» SHORT PROBLEM: Repeat the entire listing exactly as written.

» DATA FOR THIS TASK:
====

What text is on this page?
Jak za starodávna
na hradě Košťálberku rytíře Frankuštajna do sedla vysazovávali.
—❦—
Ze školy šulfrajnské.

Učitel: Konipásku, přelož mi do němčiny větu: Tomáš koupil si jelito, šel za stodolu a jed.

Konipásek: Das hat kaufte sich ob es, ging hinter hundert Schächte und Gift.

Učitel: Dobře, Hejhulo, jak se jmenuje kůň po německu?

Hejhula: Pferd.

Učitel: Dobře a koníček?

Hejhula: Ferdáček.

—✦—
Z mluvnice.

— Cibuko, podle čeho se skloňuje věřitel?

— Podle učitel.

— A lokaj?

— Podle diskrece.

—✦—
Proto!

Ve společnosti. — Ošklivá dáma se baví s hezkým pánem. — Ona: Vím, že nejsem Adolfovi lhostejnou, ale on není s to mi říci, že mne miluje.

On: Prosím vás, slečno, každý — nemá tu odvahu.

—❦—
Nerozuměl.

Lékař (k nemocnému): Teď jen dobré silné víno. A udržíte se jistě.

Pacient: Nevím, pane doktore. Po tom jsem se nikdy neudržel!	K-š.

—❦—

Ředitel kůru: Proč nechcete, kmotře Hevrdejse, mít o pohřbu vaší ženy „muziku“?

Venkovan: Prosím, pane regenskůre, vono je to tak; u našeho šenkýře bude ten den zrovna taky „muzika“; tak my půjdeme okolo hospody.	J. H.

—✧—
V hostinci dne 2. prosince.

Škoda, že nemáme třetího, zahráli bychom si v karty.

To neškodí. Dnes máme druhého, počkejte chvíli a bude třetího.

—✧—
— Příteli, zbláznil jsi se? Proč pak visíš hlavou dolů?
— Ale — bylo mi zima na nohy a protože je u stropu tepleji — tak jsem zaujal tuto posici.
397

====

» TASK SOLUTION:
What text is on this page?
Jak za starodávna
na hradě Košťálberku rytíře Frankuštajna do sedla vysazovávali.
—❦—
Ze školy šulfrajnské.

Učitel: Konipásku, přelož mi do němčiny větu: Tomáš koupil si jelito, šel za stodolu a jed.

Konipásek: Das hat kaufte sich ob es, ging hinter hundert Schächte und Gift.

Učitel: Dobře, Hejhulo, jak se jmenuje kůň po německu?

Hejhula: Pferd.

Učitel: Dobře a koníček?

Hejhula: Ferdáček.

—✦—
Z mluvnice.

— Cibuko, podle čeho se skloňuje věřitel?

— Podle učitel.

— A lokaj?

— Podle diskrece.

—✦—
Proto!

Ve společnosti. — Ošklivá dáma se baví s hezkým pánem. — Ona: Vím, že nejsem Adolfovi lhostejnou, ale on není s to mi říci, že mne miluje.

On: Prosím vás, slečno, každý — nemá tu odvahu.

—❦—
Nerozuměl.

Lékař (k nemocnému): Teď jen dobré silné víno. A udržíte se jistě.

Pacient: Nevím, pane doktore. Po tom jsem se nikdy neudržel!	K-š.

—❦—

Ředitel kůru: Proč nechcete, kmotře Hevrdejse, mít o pohřbu vaší ženy „muziku“?

Venkovan: Prosím, pane regenskůre, vono je to tak; u našeho šenkýře bude ten den zrovna taky „muzika“; tak my půjdeme okolo hospody.	J. H.

—✧—
V hostinci dne 2. prosince.

Škoda, že nemáme třetího, zahráli bychom si v karty.

To neškodí. Dnes máme druhého, počkejte chvíli a bude třetího.

—✧—
— Příteli, zbláznil jsi se? Proč pak visíš hlavou dolů?
— Ale — bylo mi zima na nohy a protože je u stropu tepleji — tak jsem zaujal tuto posici.
397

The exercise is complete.